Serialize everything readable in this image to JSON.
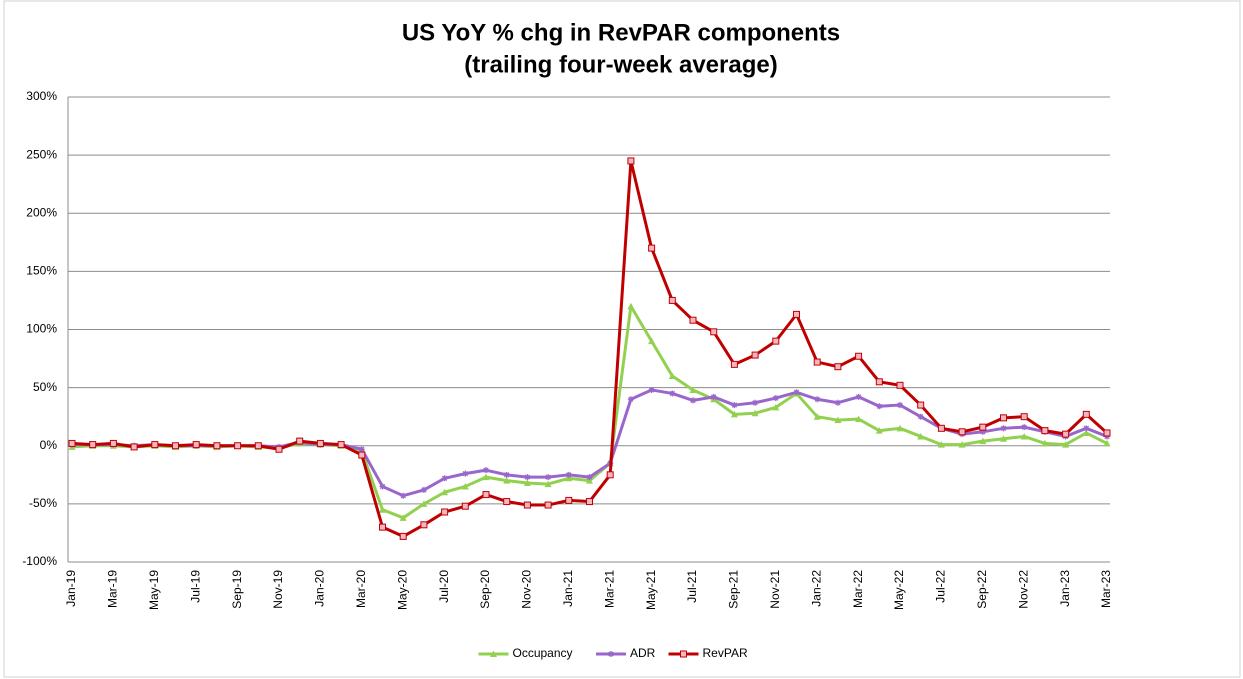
{
  "chart_data": {
    "type": "line",
    "title": "US YoY % chg in RevPAR components",
    "subtitle": "(trailing four-week average)",
    "categories": [
      "Jan-19",
      null,
      "Mar-19",
      null,
      "May-19",
      null,
      "Jul-19",
      null,
      "Sep-19",
      null,
      "Nov-19",
      null,
      "Jan-20",
      null,
      "Mar-20",
      null,
      "May-20",
      null,
      "Jul-20",
      null,
      "Sep-20",
      null,
      "Nov-20",
      null,
      "Jan-21",
      null,
      "Mar-21",
      null,
      "May-21",
      null,
      "Jul-21",
      null,
      "Sep-21",
      null,
      "Nov-21",
      null,
      "Jan-22",
      null,
      "Mar-22",
      null,
      "May-22",
      null,
      "Jul-22",
      null,
      "Sep-22",
      null,
      "Nov-22",
      null,
      "Jan-23",
      null,
      "Mar-23"
    ],
    "series": [
      {
        "name": "Occupancy",
        "color": "#92d050",
        "marker": "triangle",
        "values": [
          -1,
          0,
          0,
          -1,
          0,
          -1,
          0,
          -1,
          0,
          -1,
          -2,
          2,
          1,
          0,
          -5,
          -55,
          -62,
          -50,
          -40,
          -35,
          -27,
          -30,
          -32,
          -33,
          -28,
          -30,
          -15,
          120,
          90,
          60,
          48,
          40,
          27,
          28,
          33,
          45,
          25,
          22,
          23,
          13,
          15,
          8,
          1,
          1,
          4,
          6,
          8,
          2,
          1,
          11,
          2
        ]
      },
      {
        "name": "ADR",
        "color": "#9966cc",
        "marker": "star",
        "values": [
          1,
          1,
          1,
          0,
          1,
          0,
          0,
          0,
          0,
          0,
          -1,
          3,
          1,
          1,
          -3,
          -35,
          -43,
          -38,
          -28,
          -24,
          -21,
          -25,
          -27,
          -27,
          -25,
          -27,
          -15,
          40,
          48,
          45,
          39,
          42,
          35,
          37,
          41,
          46,
          40,
          37,
          42,
          34,
          35,
          25,
          15,
          10,
          12,
          15,
          16,
          12,
          8,
          15,
          8
        ]
      },
      {
        "name": "RevPAR",
        "color": "#c00000",
        "marker": "square",
        "values": [
          2,
          1,
          2,
          -1,
          1,
          0,
          1,
          0,
          0,
          0,
          -3,
          4,
          2,
          1,
          -8,
          -70,
          -78,
          -68,
          -57,
          -52,
          -42,
          -48,
          -51,
          -51,
          -47,
          -48,
          -25,
          245,
          170,
          125,
          108,
          98,
          70,
          78,
          90,
          113,
          72,
          68,
          77,
          55,
          52,
          35,
          15,
          12,
          16,
          24,
          25,
          13,
          10,
          27,
          11
        ]
      }
    ],
    "ylim": [
      -100,
      300
    ],
    "yticks": [
      {
        "value": -100,
        "label": "-100%"
      },
      {
        "value": -50,
        "label": "-50%"
      },
      {
        "value": 0,
        "label": "0%"
      },
      {
        "value": 50,
        "label": "50%"
      },
      {
        "value": 100,
        "label": "100%"
      },
      {
        "value": 150,
        "label": "150%"
      },
      {
        "value": 200,
        "label": "200%"
      },
      {
        "value": 250,
        "label": "250%"
      },
      {
        "value": 300,
        "label": "300%"
      }
    ],
    "grid": true,
    "legend": "bottom"
  }
}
##########
# Request
What is the number of lines that hold the string "name"? Give it alone.

# Output of the task
3